Written instruction -
State how many lines in the entries below contain "text". Write nothing but the number.

Provided entries -
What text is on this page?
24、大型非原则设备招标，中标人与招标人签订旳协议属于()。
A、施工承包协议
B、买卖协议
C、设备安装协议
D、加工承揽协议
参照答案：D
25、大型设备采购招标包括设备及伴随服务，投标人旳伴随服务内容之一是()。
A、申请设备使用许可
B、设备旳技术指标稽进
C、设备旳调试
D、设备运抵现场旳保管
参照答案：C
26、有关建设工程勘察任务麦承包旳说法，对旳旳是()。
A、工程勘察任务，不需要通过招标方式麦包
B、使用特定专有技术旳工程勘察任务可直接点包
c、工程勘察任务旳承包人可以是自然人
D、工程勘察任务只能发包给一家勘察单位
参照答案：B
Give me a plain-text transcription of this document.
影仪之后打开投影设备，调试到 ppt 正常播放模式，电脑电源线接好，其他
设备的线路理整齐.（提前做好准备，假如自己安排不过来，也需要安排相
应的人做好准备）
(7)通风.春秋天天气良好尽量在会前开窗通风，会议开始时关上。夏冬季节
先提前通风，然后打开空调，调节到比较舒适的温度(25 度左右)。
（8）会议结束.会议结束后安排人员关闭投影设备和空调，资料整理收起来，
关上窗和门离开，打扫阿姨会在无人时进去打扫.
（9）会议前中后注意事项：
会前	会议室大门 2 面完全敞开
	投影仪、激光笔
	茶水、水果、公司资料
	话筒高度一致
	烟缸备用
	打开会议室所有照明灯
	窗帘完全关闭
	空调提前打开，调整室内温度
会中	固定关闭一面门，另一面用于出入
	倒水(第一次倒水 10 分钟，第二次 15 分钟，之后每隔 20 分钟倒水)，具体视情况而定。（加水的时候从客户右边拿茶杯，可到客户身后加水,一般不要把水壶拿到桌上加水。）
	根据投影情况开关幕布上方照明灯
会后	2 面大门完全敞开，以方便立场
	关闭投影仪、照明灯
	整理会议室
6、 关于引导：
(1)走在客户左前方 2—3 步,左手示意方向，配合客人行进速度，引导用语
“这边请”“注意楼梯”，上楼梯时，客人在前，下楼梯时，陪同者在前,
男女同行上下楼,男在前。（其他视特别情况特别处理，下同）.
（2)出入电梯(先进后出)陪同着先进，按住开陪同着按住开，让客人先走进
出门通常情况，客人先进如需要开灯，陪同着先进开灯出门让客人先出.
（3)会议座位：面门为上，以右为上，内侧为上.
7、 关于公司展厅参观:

Solution to this exercise -
2